Going through the entries below, count each line containing the word "type". Report the number only.

::: Data extracts :::

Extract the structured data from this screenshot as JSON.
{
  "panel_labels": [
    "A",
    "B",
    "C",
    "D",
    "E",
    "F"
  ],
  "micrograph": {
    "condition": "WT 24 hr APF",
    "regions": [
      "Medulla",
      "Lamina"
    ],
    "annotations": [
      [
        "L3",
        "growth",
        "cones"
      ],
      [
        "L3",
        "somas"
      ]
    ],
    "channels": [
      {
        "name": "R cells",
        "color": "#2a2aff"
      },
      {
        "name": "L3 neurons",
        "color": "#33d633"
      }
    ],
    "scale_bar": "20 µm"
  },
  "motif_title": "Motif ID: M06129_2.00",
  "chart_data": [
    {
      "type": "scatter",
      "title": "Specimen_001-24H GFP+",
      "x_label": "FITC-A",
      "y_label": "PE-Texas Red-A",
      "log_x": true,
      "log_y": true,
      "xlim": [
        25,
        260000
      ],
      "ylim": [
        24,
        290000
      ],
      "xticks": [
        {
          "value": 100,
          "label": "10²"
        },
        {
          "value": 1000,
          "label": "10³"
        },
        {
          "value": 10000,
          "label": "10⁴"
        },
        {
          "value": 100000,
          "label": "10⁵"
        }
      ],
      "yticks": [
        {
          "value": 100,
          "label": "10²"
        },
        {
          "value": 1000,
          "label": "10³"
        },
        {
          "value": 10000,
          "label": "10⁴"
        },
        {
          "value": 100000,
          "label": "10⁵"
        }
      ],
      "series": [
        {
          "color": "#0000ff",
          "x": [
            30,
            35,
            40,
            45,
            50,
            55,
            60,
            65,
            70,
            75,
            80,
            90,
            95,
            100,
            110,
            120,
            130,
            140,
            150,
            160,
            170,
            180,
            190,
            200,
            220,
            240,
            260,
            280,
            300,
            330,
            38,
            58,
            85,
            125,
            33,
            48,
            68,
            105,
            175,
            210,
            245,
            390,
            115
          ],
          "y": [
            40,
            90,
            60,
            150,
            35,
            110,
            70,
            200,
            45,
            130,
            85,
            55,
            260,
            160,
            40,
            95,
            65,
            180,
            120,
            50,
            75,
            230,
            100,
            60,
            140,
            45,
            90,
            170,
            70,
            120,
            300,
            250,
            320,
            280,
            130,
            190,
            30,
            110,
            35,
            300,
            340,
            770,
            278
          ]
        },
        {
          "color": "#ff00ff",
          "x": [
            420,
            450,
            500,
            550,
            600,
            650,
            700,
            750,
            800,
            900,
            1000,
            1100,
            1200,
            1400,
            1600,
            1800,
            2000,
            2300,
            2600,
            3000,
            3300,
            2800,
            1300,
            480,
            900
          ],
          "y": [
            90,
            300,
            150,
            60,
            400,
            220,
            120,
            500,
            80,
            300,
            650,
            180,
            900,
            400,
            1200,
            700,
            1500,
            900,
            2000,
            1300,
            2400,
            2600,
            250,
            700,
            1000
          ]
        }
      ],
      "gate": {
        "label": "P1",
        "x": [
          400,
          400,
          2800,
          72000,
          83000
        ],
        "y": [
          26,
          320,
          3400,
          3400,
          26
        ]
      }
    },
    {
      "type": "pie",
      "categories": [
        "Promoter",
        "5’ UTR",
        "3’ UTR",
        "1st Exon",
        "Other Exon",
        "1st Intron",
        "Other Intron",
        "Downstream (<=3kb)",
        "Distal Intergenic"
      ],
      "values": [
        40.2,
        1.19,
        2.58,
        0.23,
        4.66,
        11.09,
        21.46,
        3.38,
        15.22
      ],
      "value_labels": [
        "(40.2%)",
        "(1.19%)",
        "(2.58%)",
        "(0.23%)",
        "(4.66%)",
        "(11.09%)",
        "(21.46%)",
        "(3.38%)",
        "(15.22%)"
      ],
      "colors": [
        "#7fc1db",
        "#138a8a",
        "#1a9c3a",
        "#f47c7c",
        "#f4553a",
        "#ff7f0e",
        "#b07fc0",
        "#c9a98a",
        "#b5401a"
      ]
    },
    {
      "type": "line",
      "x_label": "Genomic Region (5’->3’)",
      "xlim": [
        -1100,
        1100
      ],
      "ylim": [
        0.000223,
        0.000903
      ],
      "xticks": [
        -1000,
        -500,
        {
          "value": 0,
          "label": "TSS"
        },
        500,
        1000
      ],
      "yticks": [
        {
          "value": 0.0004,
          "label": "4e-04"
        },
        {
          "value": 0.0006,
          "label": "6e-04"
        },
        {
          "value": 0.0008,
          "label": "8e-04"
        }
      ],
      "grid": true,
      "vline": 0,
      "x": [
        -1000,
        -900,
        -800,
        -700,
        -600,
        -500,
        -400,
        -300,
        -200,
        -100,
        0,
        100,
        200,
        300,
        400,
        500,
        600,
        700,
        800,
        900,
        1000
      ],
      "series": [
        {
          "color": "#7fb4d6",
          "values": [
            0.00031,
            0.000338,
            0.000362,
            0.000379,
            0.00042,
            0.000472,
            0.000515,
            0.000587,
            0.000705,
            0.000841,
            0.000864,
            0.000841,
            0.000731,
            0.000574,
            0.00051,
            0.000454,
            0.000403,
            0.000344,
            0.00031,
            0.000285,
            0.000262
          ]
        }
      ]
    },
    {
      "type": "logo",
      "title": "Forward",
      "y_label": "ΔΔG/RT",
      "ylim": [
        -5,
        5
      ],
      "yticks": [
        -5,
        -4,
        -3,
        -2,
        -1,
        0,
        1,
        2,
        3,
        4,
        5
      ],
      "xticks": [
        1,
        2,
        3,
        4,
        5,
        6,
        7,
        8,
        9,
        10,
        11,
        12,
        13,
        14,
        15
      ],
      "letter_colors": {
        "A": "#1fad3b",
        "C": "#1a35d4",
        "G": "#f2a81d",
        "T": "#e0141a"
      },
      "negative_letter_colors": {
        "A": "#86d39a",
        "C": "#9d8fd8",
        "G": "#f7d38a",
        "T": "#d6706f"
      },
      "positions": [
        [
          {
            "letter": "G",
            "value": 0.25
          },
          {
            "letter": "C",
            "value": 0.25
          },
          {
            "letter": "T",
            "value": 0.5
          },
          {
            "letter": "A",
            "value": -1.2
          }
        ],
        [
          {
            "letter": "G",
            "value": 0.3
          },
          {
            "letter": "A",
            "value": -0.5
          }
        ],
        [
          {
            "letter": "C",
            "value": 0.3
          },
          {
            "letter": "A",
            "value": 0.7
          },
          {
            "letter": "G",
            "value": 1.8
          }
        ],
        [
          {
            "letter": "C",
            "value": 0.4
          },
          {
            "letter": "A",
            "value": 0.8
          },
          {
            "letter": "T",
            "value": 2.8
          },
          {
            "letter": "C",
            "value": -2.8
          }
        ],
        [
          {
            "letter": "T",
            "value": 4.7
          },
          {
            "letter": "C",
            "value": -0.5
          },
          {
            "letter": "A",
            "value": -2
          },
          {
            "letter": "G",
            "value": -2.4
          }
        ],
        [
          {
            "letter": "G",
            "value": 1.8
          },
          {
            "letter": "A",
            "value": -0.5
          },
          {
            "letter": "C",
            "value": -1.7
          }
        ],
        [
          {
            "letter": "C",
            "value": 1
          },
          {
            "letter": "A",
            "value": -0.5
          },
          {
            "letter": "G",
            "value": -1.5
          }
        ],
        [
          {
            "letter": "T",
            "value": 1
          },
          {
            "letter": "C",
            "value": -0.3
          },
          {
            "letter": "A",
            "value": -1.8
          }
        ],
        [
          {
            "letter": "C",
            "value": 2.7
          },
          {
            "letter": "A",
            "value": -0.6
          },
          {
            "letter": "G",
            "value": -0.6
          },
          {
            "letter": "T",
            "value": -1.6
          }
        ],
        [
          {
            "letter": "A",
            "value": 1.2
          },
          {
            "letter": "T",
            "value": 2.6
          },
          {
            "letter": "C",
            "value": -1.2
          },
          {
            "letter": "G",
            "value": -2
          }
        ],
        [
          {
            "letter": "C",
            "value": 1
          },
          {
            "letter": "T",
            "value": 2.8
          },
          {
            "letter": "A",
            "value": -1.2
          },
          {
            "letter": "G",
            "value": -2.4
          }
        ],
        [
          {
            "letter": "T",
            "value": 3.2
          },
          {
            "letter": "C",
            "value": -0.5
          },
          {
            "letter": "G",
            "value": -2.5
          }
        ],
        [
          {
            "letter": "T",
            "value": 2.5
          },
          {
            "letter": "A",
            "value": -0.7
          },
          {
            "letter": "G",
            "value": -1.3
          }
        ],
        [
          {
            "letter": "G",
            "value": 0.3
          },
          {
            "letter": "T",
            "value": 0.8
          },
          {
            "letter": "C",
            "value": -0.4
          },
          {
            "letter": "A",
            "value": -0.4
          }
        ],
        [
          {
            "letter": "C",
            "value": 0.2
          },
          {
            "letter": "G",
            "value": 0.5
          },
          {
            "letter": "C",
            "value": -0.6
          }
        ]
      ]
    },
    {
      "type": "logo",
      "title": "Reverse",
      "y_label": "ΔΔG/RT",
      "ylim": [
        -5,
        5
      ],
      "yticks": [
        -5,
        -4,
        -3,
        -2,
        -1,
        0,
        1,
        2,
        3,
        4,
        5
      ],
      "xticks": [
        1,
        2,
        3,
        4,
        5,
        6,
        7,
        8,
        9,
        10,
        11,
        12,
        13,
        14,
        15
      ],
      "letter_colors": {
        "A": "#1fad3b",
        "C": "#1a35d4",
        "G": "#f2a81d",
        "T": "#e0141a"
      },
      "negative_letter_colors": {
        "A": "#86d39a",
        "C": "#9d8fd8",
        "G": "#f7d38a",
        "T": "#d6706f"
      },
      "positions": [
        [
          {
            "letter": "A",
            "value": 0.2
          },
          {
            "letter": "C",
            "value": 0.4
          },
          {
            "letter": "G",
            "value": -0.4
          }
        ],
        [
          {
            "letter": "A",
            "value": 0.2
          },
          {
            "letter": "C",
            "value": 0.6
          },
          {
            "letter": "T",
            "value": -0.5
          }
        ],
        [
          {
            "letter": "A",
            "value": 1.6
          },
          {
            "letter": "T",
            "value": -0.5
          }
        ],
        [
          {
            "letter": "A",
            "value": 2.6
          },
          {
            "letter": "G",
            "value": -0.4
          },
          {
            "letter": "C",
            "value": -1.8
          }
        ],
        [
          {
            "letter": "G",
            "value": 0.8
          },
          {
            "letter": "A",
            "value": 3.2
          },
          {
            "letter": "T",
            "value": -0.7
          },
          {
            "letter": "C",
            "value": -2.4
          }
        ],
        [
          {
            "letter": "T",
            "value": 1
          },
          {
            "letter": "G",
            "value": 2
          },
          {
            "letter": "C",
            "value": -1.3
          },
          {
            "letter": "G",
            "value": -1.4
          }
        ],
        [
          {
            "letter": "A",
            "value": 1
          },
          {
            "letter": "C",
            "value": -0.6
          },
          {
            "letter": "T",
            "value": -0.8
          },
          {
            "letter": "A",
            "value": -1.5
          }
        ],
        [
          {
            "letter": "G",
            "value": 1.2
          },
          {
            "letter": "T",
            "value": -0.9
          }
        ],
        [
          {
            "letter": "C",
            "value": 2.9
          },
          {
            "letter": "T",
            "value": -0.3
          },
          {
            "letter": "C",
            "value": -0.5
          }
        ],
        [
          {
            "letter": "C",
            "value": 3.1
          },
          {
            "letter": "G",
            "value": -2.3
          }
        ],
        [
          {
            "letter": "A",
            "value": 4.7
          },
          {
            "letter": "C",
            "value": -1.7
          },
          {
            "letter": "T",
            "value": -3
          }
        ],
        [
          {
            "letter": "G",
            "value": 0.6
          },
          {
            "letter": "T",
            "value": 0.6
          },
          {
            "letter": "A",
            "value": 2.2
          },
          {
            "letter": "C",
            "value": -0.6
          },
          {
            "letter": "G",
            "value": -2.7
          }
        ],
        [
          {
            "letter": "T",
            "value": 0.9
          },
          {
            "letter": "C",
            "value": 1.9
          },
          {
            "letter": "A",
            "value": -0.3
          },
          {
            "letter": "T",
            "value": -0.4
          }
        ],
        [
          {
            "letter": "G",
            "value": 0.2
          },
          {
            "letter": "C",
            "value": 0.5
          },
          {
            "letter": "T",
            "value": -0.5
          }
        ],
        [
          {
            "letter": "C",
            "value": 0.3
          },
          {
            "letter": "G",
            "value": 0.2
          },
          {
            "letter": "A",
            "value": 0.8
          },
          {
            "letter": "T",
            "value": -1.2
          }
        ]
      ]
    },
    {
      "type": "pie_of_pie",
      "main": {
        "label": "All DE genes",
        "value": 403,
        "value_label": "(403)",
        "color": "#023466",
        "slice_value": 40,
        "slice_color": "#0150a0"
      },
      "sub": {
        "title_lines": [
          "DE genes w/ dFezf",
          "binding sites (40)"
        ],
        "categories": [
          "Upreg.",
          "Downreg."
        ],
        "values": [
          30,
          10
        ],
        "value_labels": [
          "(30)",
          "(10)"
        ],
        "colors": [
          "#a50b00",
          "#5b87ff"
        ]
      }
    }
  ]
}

:::

▸ **Response box**
6